» Exercise material:
● ● ● ● ● ● ●

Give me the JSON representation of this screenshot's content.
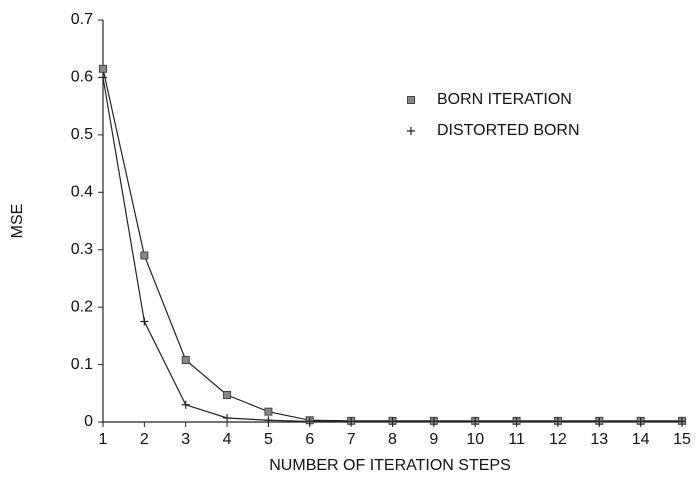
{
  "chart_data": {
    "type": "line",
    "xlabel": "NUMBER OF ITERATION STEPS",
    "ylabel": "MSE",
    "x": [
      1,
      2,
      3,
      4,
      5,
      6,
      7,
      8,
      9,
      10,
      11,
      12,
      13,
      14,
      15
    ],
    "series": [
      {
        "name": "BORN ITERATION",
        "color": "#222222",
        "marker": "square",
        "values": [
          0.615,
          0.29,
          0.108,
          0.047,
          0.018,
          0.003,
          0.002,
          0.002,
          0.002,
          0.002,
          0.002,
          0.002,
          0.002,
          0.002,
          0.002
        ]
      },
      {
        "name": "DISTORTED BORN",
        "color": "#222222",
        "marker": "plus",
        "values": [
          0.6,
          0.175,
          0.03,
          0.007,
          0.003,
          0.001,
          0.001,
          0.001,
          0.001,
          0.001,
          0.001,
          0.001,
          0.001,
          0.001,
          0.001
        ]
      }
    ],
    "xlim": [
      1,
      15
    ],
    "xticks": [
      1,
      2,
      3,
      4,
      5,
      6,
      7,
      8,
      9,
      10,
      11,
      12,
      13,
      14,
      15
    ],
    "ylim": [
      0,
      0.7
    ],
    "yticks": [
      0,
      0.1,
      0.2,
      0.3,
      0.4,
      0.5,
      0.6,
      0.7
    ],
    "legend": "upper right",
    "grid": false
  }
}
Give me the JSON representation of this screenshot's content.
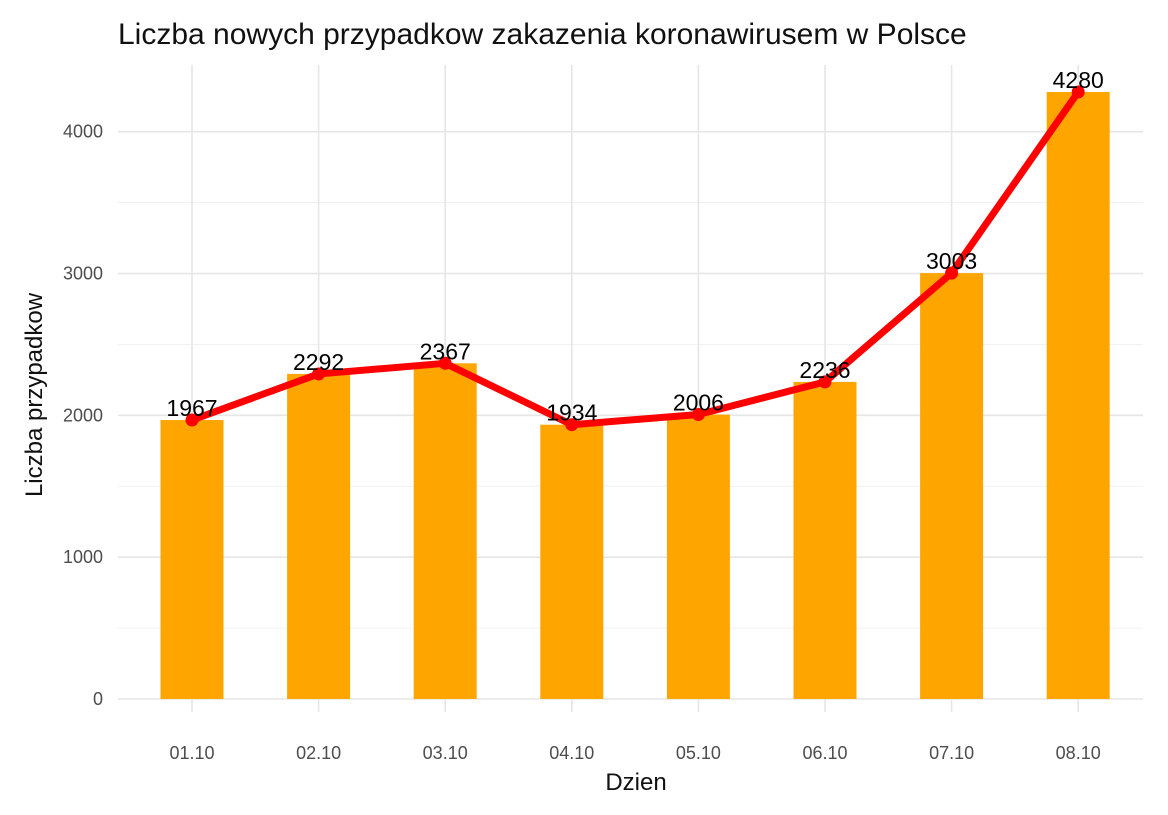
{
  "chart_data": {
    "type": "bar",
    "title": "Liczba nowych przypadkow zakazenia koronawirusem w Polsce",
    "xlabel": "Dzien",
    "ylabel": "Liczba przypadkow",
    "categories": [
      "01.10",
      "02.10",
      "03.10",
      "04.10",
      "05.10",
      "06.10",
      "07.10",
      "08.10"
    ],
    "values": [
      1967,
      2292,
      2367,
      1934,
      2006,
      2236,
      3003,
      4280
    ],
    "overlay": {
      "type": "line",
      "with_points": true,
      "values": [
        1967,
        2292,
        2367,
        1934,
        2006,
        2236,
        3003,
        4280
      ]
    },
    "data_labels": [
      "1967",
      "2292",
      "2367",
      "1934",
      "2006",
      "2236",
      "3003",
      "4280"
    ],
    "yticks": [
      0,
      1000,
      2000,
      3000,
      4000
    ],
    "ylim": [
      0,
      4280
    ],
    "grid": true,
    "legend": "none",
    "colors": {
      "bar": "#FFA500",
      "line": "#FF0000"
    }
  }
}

● ● ● ● ● ● ●

» What you will do: List each line of the records that holds the string "BORN".

» Final result:
        "name": "BORN ITERATION",
        "name": "DISTORTED BORN",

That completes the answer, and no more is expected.